Exercise details:
Find the lines of data that contain the string "suffer", then list them.

Dataset rows
▬▬▬▬▬▬

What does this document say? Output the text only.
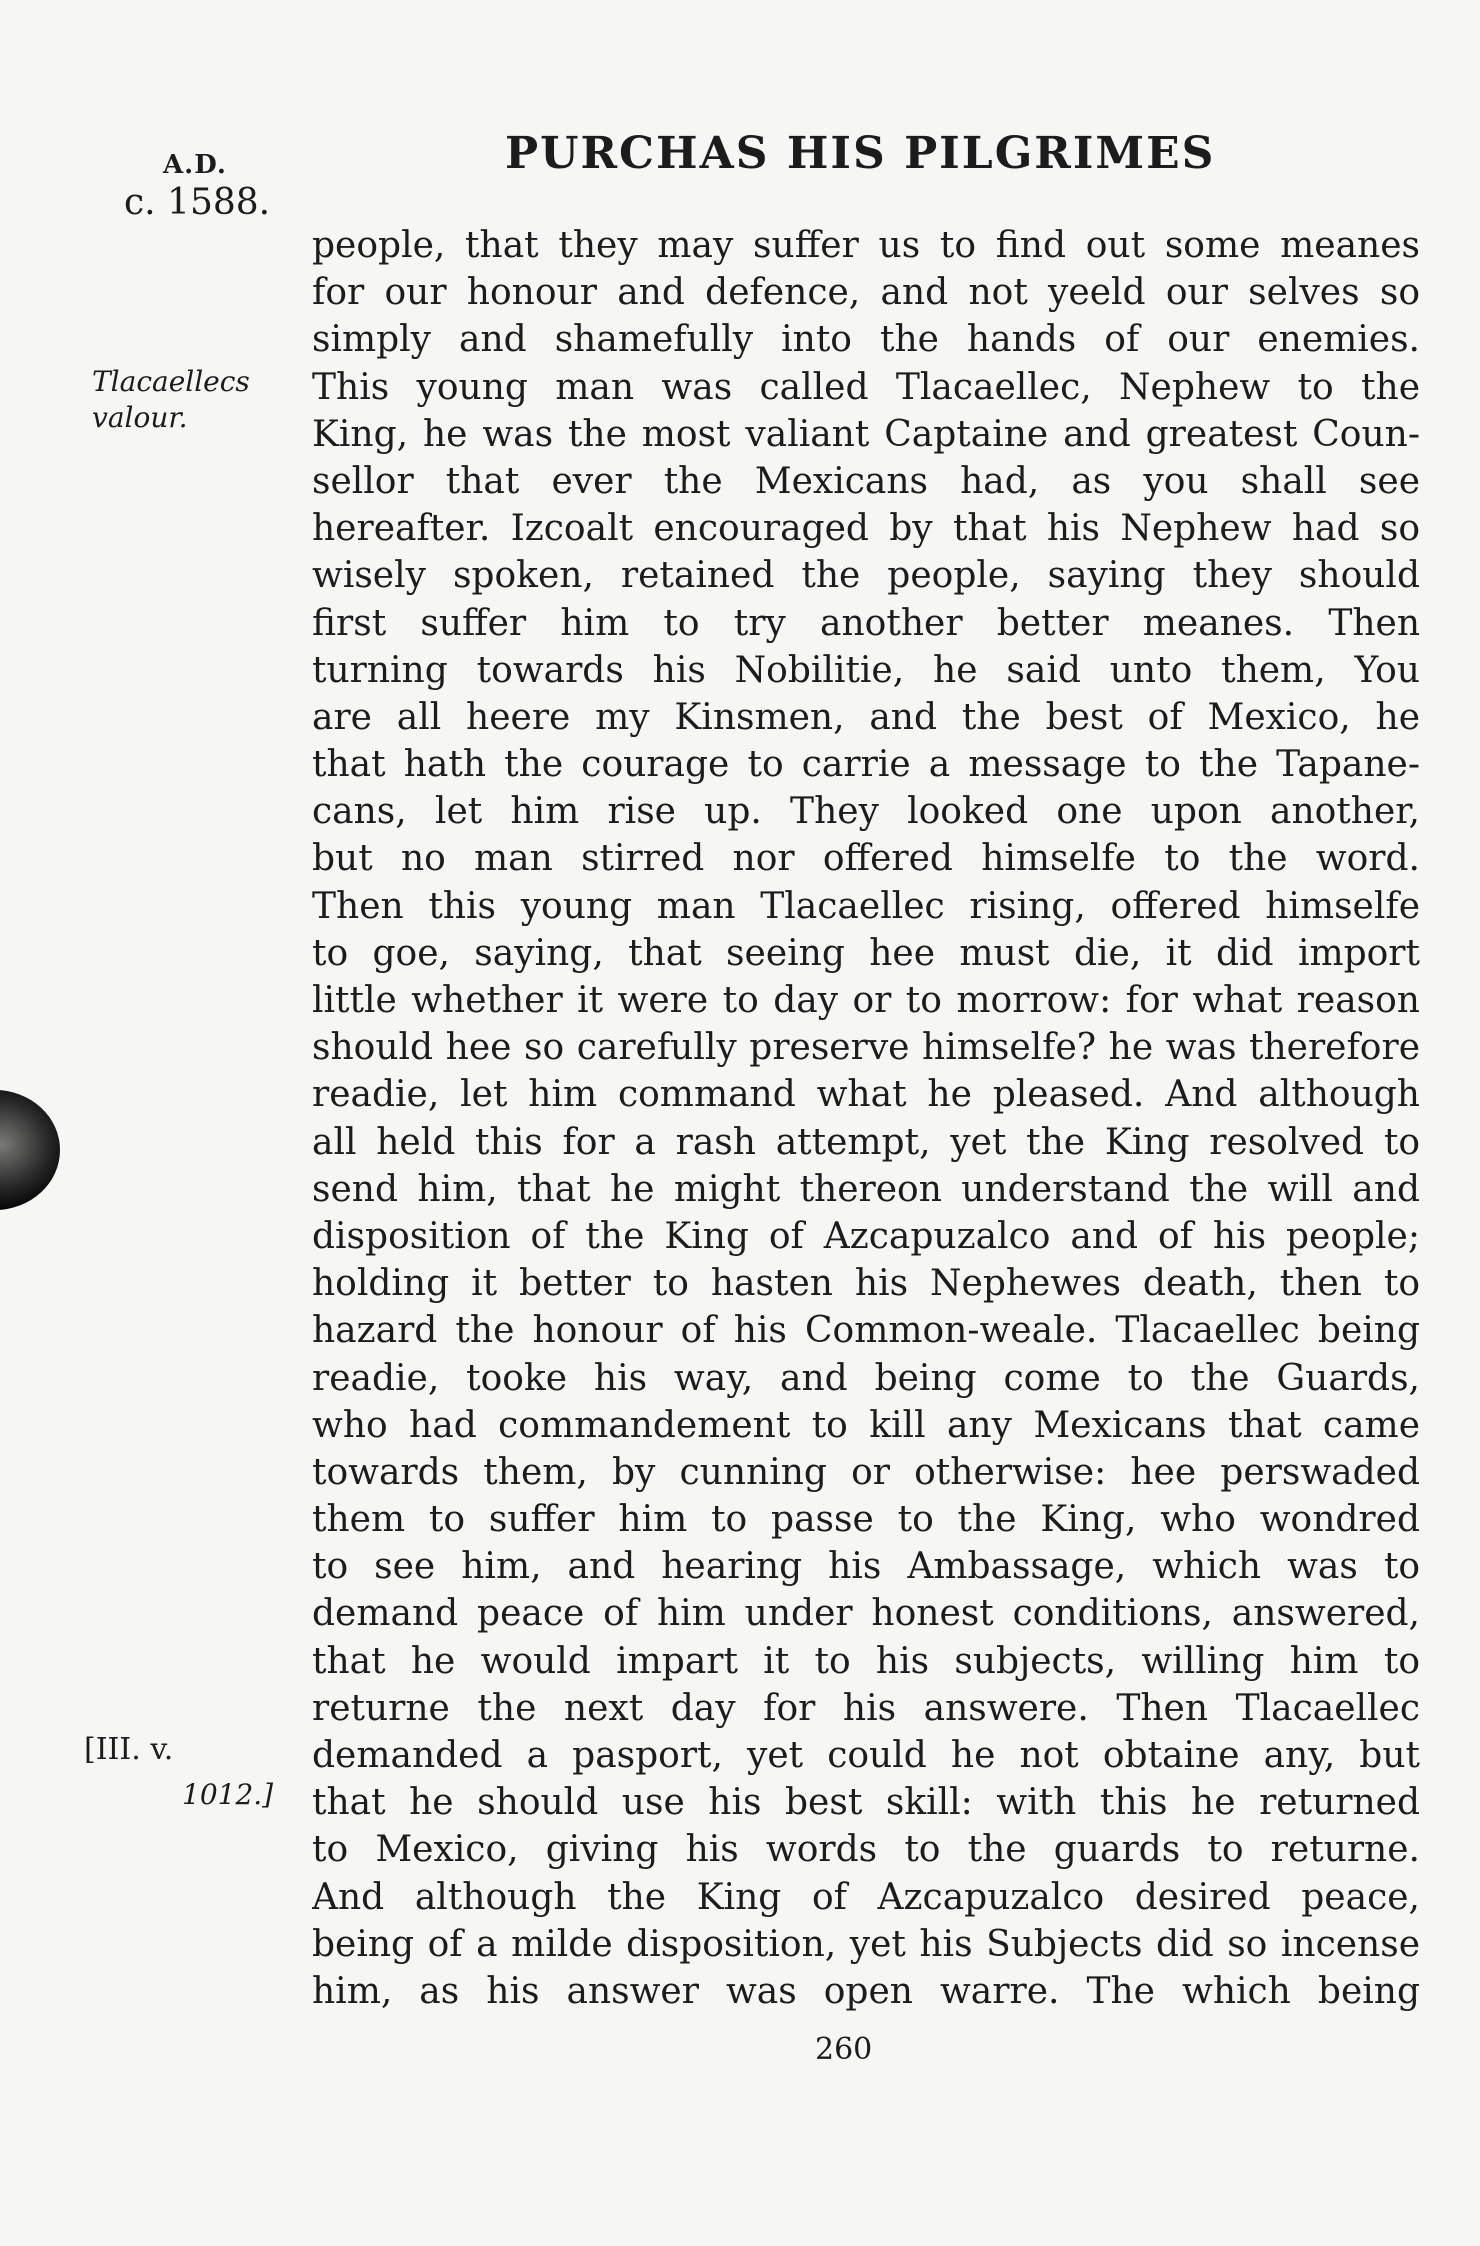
A.D.
c. 1588.
PURCHAS HIS PILGRIMES
Tlacaellecs
valour.
[III. v.
1012.]
people, that they may suffer us to find out some meanes
for our honour and defence, and not yeeld our selves so
simply and shamefully into the hands of our enemies.
This young man was called Tlacaellec, Nephew to the
King, he was the most valiant Captaine and greatest Coun-
sellor that ever the Mexicans had, as you shall see
hereafter. Izcoalt encouraged by that his Nephew had so
wisely spoken, retained the people, saying they should
first suffer him to try another better meanes. Then
turning towards his Nobilitie, he said unto them, You
are all heere my Kinsmen, and the best of Mexico, he
that hath the courage to carrie a message to the Tapane-
cans, let him rise up. They looked one upon another,
but no man stirred nor offered himselfe to the word.
Then this young man Tlacaellec rising, offered himselfe
to goe, saying, that seeing hee must die, it did import
little whether it were to day or to morrow: for what reason
should hee so carefully preserve himselfe? he was therefore
readie, let him command what he pleased. And although
all held this for a rash attempt, yet the King resolved to
send him, that he might thereon understand the will and
disposition of the King of Azcapuzalco and of his people;
holding it better to hasten his Nephewes death, then to
hazard the honour of his Common-weale. Tlacaellec being
readie, tooke his way, and being come to the Guards,
who had commandement to kill any Mexicans that came
towards them, by cunning or otherwise: hee perswaded
them to suffer him to passe to the King, who wondred
to see him, and hearing his Ambassage, which was to
demand peace of him under honest conditions, answered,
that he would impart it to his subjects, willing him to
returne the next day for his answere. Then Tlacaellec
demanded a pasport, yet could he not obtaine any, but
that he should use his best skill: with this he returned
to Mexico, giving his words to the guards to returne.
And although the King of Azcapuzalco desired peace,
being of a milde disposition, yet his Subjects did so incense
him, as his answer was open warre. The which being
260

▬▬▬▬▬▬

Worked answer:
people, that they may suffer us to find out some meanes
first suffer him to try another better meanes. Then
them to suffer him to passe to the King, who wondred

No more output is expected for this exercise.